EXCERPTED DATA:
________________________
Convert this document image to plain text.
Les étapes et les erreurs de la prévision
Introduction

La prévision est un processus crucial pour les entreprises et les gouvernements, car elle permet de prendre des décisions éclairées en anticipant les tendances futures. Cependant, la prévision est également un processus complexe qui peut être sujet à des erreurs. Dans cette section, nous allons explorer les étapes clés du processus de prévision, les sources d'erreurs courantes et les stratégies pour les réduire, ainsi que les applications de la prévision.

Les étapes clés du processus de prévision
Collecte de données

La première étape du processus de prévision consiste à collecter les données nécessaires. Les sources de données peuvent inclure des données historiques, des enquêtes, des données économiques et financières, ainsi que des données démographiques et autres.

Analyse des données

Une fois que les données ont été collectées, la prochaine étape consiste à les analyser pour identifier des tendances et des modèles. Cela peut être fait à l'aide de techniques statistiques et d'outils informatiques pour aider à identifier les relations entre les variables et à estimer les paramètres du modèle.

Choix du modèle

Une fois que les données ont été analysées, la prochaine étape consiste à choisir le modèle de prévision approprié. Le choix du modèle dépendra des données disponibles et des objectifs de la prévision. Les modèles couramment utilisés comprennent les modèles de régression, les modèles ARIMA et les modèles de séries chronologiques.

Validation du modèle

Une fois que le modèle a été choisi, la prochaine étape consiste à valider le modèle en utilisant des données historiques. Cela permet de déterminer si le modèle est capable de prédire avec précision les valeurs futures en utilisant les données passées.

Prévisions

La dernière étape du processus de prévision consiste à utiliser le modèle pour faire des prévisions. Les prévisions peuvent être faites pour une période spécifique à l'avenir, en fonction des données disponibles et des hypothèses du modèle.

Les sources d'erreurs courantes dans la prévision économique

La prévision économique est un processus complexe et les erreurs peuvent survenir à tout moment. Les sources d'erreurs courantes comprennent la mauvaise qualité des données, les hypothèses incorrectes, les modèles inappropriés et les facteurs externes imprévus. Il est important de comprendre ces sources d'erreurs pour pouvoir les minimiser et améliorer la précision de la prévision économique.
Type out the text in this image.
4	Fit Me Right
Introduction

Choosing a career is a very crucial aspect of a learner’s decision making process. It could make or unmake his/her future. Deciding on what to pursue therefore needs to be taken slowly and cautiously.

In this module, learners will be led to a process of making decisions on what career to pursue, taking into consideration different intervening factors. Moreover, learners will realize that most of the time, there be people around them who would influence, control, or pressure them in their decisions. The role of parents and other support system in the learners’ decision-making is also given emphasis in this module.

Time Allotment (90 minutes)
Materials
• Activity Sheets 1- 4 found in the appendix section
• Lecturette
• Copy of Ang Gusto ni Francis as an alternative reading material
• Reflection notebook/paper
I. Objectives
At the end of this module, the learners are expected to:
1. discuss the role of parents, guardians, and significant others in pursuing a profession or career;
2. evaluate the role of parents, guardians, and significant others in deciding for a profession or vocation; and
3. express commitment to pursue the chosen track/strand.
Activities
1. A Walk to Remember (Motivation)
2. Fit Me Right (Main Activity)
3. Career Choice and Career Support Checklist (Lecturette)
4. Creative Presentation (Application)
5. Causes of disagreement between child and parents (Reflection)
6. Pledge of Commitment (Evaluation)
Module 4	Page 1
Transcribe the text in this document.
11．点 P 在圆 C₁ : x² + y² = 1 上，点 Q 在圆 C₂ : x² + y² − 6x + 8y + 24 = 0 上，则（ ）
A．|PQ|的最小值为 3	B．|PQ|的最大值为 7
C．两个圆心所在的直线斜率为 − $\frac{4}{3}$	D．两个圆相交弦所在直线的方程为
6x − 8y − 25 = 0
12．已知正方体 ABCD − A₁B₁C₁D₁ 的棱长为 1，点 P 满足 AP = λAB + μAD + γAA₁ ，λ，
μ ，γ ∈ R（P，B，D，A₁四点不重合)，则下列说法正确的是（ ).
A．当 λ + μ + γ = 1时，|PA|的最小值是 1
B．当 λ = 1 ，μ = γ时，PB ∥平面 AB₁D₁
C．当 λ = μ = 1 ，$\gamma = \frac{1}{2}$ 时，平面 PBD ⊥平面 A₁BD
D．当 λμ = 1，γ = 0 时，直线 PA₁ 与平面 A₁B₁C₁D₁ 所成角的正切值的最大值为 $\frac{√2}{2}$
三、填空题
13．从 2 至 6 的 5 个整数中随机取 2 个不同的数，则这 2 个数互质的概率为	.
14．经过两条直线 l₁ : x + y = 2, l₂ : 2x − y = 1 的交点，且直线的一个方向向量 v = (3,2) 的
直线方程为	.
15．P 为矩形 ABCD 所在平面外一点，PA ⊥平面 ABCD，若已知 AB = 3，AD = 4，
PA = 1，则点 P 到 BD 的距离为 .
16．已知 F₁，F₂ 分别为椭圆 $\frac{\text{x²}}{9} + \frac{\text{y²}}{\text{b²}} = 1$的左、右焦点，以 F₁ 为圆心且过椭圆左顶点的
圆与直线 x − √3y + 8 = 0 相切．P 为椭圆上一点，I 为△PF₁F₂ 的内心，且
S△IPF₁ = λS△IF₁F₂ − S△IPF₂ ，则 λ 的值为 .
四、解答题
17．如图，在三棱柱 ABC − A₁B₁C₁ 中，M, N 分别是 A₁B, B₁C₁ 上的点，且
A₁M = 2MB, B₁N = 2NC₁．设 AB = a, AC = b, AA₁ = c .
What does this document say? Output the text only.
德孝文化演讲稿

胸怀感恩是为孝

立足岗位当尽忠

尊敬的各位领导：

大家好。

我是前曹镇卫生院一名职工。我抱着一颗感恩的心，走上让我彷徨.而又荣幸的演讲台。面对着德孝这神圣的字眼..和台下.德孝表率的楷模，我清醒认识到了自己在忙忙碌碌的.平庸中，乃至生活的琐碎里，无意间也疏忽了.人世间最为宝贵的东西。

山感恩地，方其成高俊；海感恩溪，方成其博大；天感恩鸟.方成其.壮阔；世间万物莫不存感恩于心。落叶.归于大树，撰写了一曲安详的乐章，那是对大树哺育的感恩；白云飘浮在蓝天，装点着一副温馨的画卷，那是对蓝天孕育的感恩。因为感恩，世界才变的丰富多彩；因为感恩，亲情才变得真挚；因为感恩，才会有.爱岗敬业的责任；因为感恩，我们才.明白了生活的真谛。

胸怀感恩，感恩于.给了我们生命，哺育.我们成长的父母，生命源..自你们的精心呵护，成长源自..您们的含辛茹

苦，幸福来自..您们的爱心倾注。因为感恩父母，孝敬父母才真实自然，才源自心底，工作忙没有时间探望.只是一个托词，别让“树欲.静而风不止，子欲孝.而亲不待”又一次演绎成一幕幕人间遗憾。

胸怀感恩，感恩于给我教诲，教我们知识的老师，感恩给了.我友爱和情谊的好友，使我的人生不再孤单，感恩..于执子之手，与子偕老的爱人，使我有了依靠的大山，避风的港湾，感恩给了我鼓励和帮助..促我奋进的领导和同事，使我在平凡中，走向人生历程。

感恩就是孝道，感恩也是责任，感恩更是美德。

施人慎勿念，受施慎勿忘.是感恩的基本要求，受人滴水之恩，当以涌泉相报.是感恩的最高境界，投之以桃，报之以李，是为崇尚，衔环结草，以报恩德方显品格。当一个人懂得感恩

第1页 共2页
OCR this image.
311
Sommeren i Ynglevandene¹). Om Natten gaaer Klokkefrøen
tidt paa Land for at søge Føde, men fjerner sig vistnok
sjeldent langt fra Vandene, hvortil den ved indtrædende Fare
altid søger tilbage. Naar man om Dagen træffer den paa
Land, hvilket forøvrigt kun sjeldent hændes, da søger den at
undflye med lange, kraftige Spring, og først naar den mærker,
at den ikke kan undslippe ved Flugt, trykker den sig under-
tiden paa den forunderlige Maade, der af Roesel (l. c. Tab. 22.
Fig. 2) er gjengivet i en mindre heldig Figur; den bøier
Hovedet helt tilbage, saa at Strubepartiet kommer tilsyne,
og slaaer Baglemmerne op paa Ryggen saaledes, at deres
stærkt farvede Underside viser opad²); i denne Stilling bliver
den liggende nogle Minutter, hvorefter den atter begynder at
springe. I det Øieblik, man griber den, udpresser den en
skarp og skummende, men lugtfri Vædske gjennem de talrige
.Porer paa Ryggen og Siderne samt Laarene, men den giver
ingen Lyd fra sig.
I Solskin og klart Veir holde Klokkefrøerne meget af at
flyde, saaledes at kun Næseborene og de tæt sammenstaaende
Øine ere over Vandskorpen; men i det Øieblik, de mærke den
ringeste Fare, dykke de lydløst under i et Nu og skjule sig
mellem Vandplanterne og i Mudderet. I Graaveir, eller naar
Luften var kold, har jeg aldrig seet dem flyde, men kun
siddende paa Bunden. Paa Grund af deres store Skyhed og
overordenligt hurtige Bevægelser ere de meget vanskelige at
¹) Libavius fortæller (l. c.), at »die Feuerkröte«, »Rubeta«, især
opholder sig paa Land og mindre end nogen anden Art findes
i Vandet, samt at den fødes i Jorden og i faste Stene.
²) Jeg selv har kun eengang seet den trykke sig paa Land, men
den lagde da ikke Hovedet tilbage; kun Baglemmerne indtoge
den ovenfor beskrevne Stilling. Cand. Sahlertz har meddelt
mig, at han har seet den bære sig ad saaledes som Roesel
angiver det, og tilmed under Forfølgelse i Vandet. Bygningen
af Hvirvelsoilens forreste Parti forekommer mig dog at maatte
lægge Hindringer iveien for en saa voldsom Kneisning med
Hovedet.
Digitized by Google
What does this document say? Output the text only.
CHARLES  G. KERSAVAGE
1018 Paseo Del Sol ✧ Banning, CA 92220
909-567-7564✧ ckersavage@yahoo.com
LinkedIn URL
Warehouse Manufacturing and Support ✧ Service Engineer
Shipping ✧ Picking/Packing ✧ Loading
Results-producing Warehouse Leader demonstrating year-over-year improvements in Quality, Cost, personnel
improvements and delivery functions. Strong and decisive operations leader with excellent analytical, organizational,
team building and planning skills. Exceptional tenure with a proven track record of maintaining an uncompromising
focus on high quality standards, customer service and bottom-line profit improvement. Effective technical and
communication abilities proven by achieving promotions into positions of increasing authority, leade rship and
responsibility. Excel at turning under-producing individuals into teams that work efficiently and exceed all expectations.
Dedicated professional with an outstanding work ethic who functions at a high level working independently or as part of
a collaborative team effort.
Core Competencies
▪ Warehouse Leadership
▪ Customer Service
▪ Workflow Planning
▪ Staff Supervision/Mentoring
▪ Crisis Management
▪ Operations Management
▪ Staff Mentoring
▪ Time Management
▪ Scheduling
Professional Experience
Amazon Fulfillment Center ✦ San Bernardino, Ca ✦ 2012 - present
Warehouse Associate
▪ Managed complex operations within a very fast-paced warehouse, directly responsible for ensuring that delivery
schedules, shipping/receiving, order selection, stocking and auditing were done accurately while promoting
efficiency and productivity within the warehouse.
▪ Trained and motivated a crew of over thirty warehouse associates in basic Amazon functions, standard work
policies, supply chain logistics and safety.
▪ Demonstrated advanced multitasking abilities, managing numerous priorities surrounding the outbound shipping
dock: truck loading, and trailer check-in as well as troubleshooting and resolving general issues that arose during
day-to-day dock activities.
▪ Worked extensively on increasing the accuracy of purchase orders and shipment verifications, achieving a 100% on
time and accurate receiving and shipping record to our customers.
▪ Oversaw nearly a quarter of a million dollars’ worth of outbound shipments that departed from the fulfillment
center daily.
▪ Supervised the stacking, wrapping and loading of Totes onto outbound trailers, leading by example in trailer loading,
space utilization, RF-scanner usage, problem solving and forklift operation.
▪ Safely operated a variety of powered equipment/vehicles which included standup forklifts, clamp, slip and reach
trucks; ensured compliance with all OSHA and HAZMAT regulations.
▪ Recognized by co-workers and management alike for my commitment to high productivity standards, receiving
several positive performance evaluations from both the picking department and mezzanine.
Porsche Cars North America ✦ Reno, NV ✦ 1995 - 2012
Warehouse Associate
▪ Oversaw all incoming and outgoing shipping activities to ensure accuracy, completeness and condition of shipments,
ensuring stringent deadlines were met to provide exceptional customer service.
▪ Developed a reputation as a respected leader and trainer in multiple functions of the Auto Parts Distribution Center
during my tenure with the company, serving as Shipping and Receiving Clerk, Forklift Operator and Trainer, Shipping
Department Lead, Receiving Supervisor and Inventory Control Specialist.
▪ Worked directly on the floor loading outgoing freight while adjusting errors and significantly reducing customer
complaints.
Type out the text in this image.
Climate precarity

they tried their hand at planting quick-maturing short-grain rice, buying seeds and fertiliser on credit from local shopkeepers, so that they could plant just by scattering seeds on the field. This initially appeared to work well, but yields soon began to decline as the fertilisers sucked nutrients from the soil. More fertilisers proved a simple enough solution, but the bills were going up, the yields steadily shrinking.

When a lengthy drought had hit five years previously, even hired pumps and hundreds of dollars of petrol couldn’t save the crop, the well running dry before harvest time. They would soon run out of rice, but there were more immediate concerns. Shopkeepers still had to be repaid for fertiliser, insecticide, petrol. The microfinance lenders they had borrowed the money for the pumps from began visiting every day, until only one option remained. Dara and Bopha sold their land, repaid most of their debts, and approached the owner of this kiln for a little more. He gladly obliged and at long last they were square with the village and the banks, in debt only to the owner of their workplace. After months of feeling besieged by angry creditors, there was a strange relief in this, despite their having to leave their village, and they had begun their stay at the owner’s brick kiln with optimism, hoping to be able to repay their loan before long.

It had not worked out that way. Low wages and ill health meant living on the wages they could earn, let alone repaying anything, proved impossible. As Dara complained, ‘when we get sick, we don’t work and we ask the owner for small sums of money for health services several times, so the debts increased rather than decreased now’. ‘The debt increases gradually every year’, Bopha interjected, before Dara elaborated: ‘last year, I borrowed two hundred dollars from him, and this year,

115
________________________
GOAL:
Return every line in the listing that contains the word "Cela".

OUTPUT:
Une fois que les données ont été collectées, la prochaine étape consiste à les analyser pour identifier des tendances et des modèles. Cela peut être fait à l'aide de techniques statistiques et d'outils informatiques pour aider à identifier les relations entre les variables et à estimer les paramètres du modèle.
Une fois que le modèle a été choisi, la prochaine étape consiste à valider le modèle en utilisant des données historiques. Cela permet de déterminer si le modèle est capable de prédire avec précision les valeurs futures en utilisant les données passées.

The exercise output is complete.